**Instructions to follow**. Repeat the entries below exactly as they appear, with no pictures.

**Entries provided**.
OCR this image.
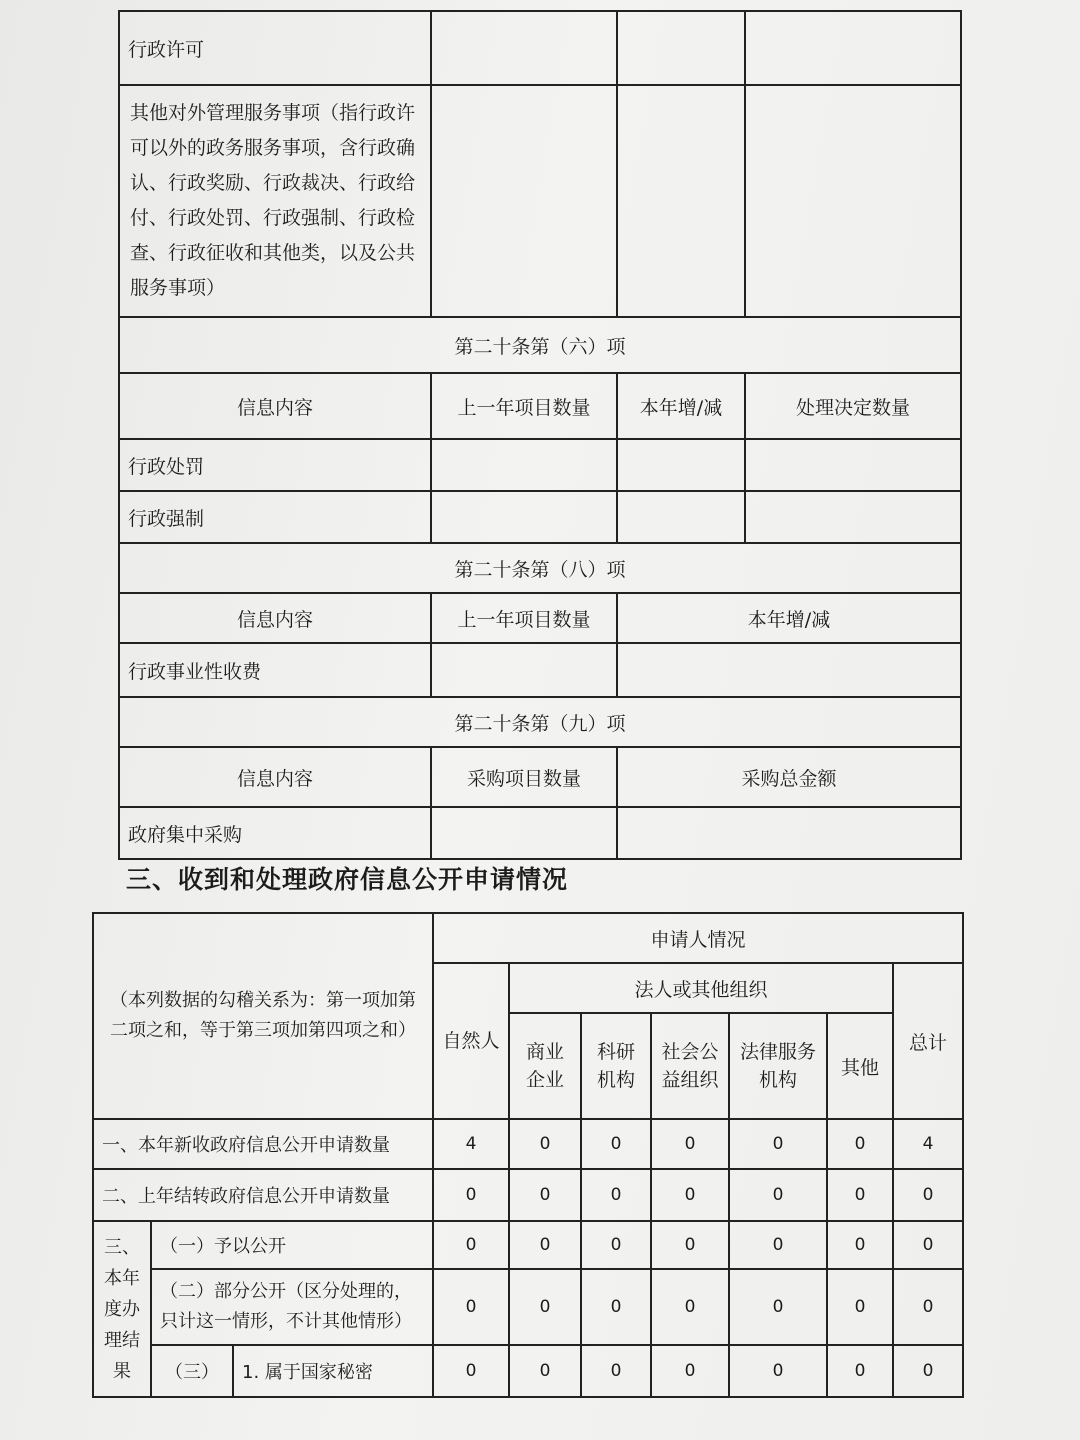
行政许可			
其他对外管理服务事项（指行政许可以外的政务服务事项，含行政确认、行政奖励、行政裁决、行政给付、行政处罚、行政强制、行政检查、行政征收和其他类，以及公共服务事项）			
第二十条第（六）项			
信息内容	上一年项目数量	本年增/减	处理决定数量
行政处罚			
行政强制			
第二十条第（八）项			
信息内容	上一年项目数量	本年增/减	
行政事业性收费			
第二十条第（九）项			
信息内容	采购项目数量	采购总金额	
政府集中采购			
三、收到和处理政府信息公开申请情况
（本列数据的勾稽关系为：第一项加第二项之和，等于第三项加第四项之和）			申请人情况						
			自然人	法人或其他组织					总计
				商业企业	科研机构	社会公益组织	法律服务机构	其他	
一、本年新收政府信息公开申请数量			4	0	0	0	0	0	4
二、上年结转政府信息公开申请数量			0	0	0	0	0	0	0
三、本年度办理结果	（一）予以公开		0	0	0	0	0	0	0
	（二）部分公开（区分处理的，只计这一情形，不计其他情形）		0	0	0	0	0	0	0
	（三）	1. 属于国家秘密	0	0	0	0	0	0	0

**The completed task**.
OCR this image.
行政许可			
其他对外管理服务事项（指行政许可以外的政务服务事项，含行政确认、行政奖励、行政裁决、行政给付、行政处罚、行政强制、行政检查、行政征收和其他类，以及公共服务事项）			
第二十条第（六）项			
信息内容	上一年项目数量	本年增/减	处理决定数量
行政处罚			
行政强制			
第二十条第（八）项			
信息内容	上一年项目数量	本年增/减	
行政事业性收费			
第二十条第（九）项			
信息内容	采购项目数量	采购总金额	
政府集中采购			
三、收到和处理政府信息公开申请情况
（本列数据的勾稽关系为：第一项加第二项之和，等于第三项加第四项之和）			申请人情况						
			自然人	法人或其他组织					总计
				商业企业	科研机构	社会公益组织	法律服务机构	其他	
一、本年新收政府信息公开申请数量			4	0	0	0	0	0	4
二、上年结转政府信息公开申请数量			0	0	0	0	0	0	0
三、本年度办理结果	（一）予以公开		0	0	0	0	0	0	0
	（二）部分公开（区分处理的，只计这一情形，不计其他情形）		0	0	0	0	0	0	0
	（三）	1. 属于国家秘密	0	0	0	0	0	0	0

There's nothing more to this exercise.